* start *

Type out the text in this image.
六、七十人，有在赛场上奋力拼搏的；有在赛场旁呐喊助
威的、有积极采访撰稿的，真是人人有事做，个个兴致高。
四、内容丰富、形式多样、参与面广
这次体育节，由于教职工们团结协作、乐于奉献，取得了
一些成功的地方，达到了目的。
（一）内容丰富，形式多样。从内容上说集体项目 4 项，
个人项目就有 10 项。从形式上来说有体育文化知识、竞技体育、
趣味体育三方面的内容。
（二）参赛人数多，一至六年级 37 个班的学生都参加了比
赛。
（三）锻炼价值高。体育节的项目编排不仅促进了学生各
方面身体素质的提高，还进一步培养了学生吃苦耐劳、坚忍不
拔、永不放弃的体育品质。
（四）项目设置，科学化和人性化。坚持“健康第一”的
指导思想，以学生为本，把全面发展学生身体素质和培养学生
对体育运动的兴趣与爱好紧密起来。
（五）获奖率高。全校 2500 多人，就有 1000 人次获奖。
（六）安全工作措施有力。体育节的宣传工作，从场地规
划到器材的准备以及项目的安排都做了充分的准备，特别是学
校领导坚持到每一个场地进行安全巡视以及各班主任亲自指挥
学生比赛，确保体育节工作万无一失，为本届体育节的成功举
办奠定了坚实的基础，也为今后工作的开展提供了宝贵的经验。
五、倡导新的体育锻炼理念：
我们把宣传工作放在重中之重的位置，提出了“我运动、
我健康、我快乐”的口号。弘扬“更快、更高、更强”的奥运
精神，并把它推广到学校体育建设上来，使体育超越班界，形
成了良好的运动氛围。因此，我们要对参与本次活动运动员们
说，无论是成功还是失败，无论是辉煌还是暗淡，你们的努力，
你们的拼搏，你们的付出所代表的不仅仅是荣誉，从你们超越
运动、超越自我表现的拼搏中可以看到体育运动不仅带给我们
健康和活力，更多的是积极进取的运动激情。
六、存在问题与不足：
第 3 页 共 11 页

* end *

Given request ▸
Send back every record, precisely as written.

Solved problem ▸
Type out the text in this image.
六、七十人，有在赛场上奋力拼搏的；有在赛场旁呐喊助
威的、有积极采访撰稿的，真是人人有事做，个个兴致高。
四、内容丰富、形式多样、参与面广
这次体育节，由于教职工们团结协作、乐于奉献，取得了
一些成功的地方，达到了目的。
（一）内容丰富，形式多样。从内容上说集体项目 4 项，
个人项目就有 10 项。从形式上来说有体育文化知识、竞技体育、
趣味体育三方面的内容。
（二）参赛人数多，一至六年级 37 个班的学生都参加了比
赛。
（三）锻炼价值高。体育节的项目编排不仅促进了学生各
方面身体素质的提高，还进一步培养了学生吃苦耐劳、坚忍不
拔、永不放弃的体育品质。
（四）项目设置，科学化和人性化。坚持“健康第一”的
指导思想，以学生为本，把全面发展学生身体素质和培养学生
对体育运动的兴趣与爱好紧密起来。
（五）获奖率高。全校 2500 多人，就有 1000 人次获奖。
（六）安全工作措施有力。体育节的宣传工作，从场地规
划到器材的准备以及项目的安排都做了充分的准备，特别是学
校领导坚持到每一个场地进行安全巡视以及各班主任亲自指挥
学生比赛，确保体育节工作万无一失，为本届体育节的成功举
办奠定了坚实的基础，也为今后工作的开展提供了宝贵的经验。
五、倡导新的体育锻炼理念：
我们把宣传工作放在重中之重的位置，提出了“我运动、
我健康、我快乐”的口号。弘扬“更快、更高、更强”的奥运
精神，并把它推广到学校体育建设上来，使体育超越班界，形
成了良好的运动氛围。因此，我们要对参与本次活动运动员们
说，无论是成功还是失败，无论是辉煌还是暗淡，你们的努力，
你们的拼搏，你们的付出所代表的不仅仅是荣誉，从你们超越
运动、超越自我表现的拼搏中可以看到体育运动不仅带给我们
健康和活力，更多的是积极进取的运动激情。
六、存在问题与不足：
第 3 页 共 11 页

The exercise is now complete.